### [WHAT NEEDS TO BE DONE]
This exercise asks for every line of the material that includes the word "title".

### [DATA LISTING]
----
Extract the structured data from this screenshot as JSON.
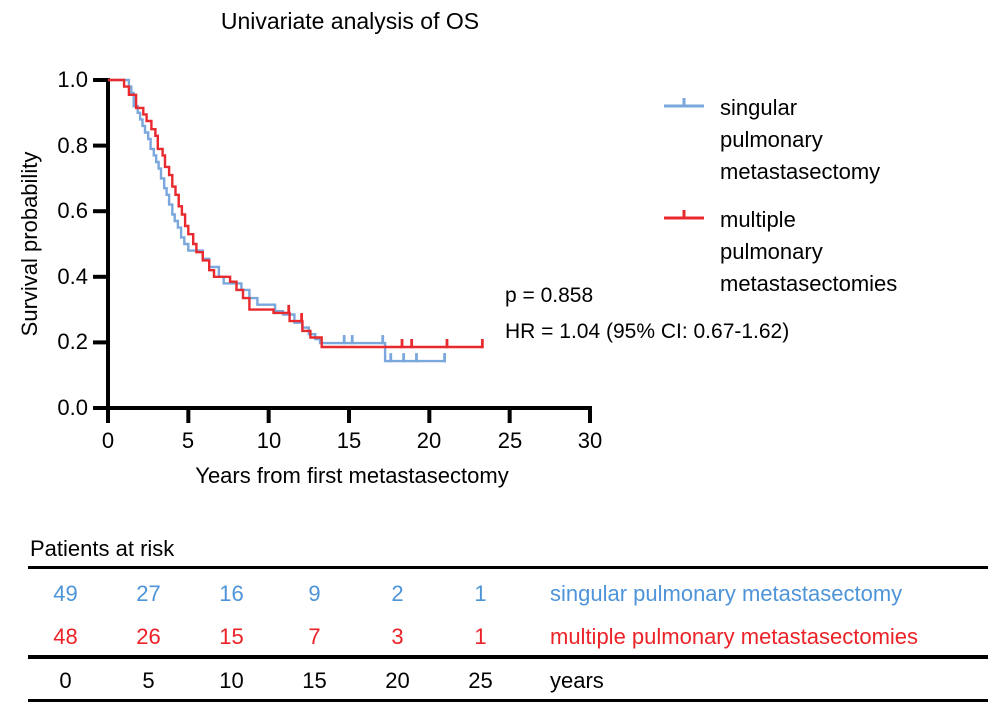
{
  "chart_data": {
    "type": "line",
    "subtype": "kaplan-meier-step-curve",
    "title": "Univariate analysis of OS",
    "xlabel": "Years from first metastasectomy",
    "ylabel": "Survival probability",
    "xlim": [
      0,
      30
    ],
    "ylim": [
      0.0,
      1.0
    ],
    "grid": false,
    "legend_position": "right",
    "xticks": [
      {
        "label": "0",
        "value": 0
      },
      {
        "label": "5",
        "value": 5
      },
      {
        "label": "10",
        "value": 10
      },
      {
        "label": "15",
        "value": 15
      },
      {
        "label": "20",
        "value": 20
      },
      {
        "label": "25",
        "value": 25
      },
      {
        "label": "30",
        "value": 30
      }
    ],
    "yticks": [
      {
        "label": "1.0",
        "value": 1.0
      },
      {
        "label": "0.8",
        "value": 0.8
      },
      {
        "label": "0.6",
        "value": 0.6
      },
      {
        "label": "0.4",
        "value": 0.4
      },
      {
        "label": "0.2",
        "value": 0.2
      },
      {
        "label": "0.0",
        "value": 0.0
      }
    ],
    "series": [
      {
        "name": "singular pulmonary metastasectomy",
        "color": "#7AA7DC",
        "start": [
          0,
          1.0
        ],
        "drops": [
          [
            1.3,
            0.98
          ],
          [
            1.45,
            0.96
          ],
          [
            1.6,
            0.92
          ],
          [
            1.85,
            0.9
          ],
          [
            2.0,
            0.88
          ],
          [
            2.15,
            0.86
          ],
          [
            2.3,
            0.84
          ],
          [
            2.5,
            0.82
          ],
          [
            2.65,
            0.79
          ],
          [
            2.85,
            0.77
          ],
          [
            3.0,
            0.75
          ],
          [
            3.15,
            0.73
          ],
          [
            3.3,
            0.7
          ],
          [
            3.5,
            0.67
          ],
          [
            3.65,
            0.65
          ],
          [
            3.8,
            0.62
          ],
          [
            4.0,
            0.59
          ],
          [
            4.15,
            0.57
          ],
          [
            4.35,
            0.55
          ],
          [
            4.55,
            0.52
          ],
          [
            4.75,
            0.5
          ],
          [
            5.0,
            0.48
          ],
          [
            5.9,
            0.455
          ],
          [
            6.3,
            0.43
          ],
          [
            6.9,
            0.4
          ],
          [
            7.2,
            0.38
          ],
          [
            8.3,
            0.36
          ],
          [
            8.8,
            0.335
          ],
          [
            9.3,
            0.315
          ],
          [
            10.4,
            0.295
          ],
          [
            10.9,
            0.285
          ],
          [
            11.6,
            0.26
          ],
          [
            12.1,
            0.245
          ],
          [
            12.5,
            0.225
          ],
          [
            12.9,
            0.21
          ],
          [
            13.2,
            0.198
          ],
          [
            17.25,
            0.143
          ]
        ],
        "end_time": 21.0,
        "censors": [
          [
            14.7,
            0.198
          ],
          [
            15.2,
            0.198
          ],
          [
            17.1,
            0.198
          ],
          [
            17.6,
            0.143
          ],
          [
            18.4,
            0.143
          ],
          [
            19.2,
            0.143
          ],
          [
            20.95,
            0.143
          ]
        ]
      },
      {
        "name": "multiple pulmonary metastasectomies",
        "color": "#E8292D",
        "start": [
          0,
          1.0
        ],
        "drops": [
          [
            1.0,
            0.98
          ],
          [
            1.3,
            0.955
          ],
          [
            1.75,
            0.915
          ],
          [
            2.2,
            0.895
          ],
          [
            2.4,
            0.875
          ],
          [
            2.7,
            0.85
          ],
          [
            2.95,
            0.83
          ],
          [
            3.1,
            0.79
          ],
          [
            3.4,
            0.77
          ],
          [
            3.55,
            0.735
          ],
          [
            3.8,
            0.71
          ],
          [
            4.0,
            0.675
          ],
          [
            4.2,
            0.65
          ],
          [
            4.4,
            0.615
          ],
          [
            4.6,
            0.59
          ],
          [
            4.8,
            0.555
          ],
          [
            5.0,
            0.53
          ],
          [
            5.3,
            0.5
          ],
          [
            5.5,
            0.475
          ],
          [
            5.9,
            0.45
          ],
          [
            6.3,
            0.42
          ],
          [
            6.6,
            0.4
          ],
          [
            7.6,
            0.385
          ],
          [
            8.0,
            0.36
          ],
          [
            8.4,
            0.335
          ],
          [
            8.8,
            0.3
          ],
          [
            10.3,
            0.29
          ],
          [
            11.3,
            0.265
          ],
          [
            12.1,
            0.235
          ],
          [
            12.6,
            0.215
          ],
          [
            13.3,
            0.186
          ]
        ],
        "end_time": 23.35,
        "censors": [
          [
            11.25,
            0.29
          ],
          [
            12.05,
            0.265
          ],
          [
            18.3,
            0.186
          ],
          [
            18.9,
            0.186
          ],
          [
            21.1,
            0.186
          ],
          [
            23.3,
            0.186
          ]
        ]
      }
    ],
    "annotations": {
      "p_value": "p = 0.858",
      "hazard_ratio": "HR = 1.04 (95% CI: 0.67-1.62)"
    }
  },
  "legend": {
    "entries": [
      {
        "lines": [
          "singular",
          "pulmonary",
          "metastasectomy"
        ]
      },
      {
        "lines": [
          "multiple",
          "pulmonary",
          "metastasectomies"
        ]
      }
    ]
  },
  "risk_table": {
    "title": "Patients at risk",
    "rows": [
      {
        "label": "singular pulmonary metastasectomy",
        "color": "#4E94D8",
        "counts": [
          "49",
          "27",
          "16",
          "9",
          "2",
          "1"
        ]
      },
      {
        "label": "multiple pulmonary metastasectomies",
        "color": "#EB2227",
        "counts": [
          "48",
          "26",
          "15",
          "7",
          "3",
          "1"
        ]
      }
    ],
    "time_row": {
      "values": [
        "0",
        "5",
        "10",
        "15",
        "20",
        "25"
      ],
      "label": "years"
    }
  }
}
----
### [RESPONSE TO THE EXERCISE]
    "title": "Univariate analysis of OS",
    "title": "Patients at risk",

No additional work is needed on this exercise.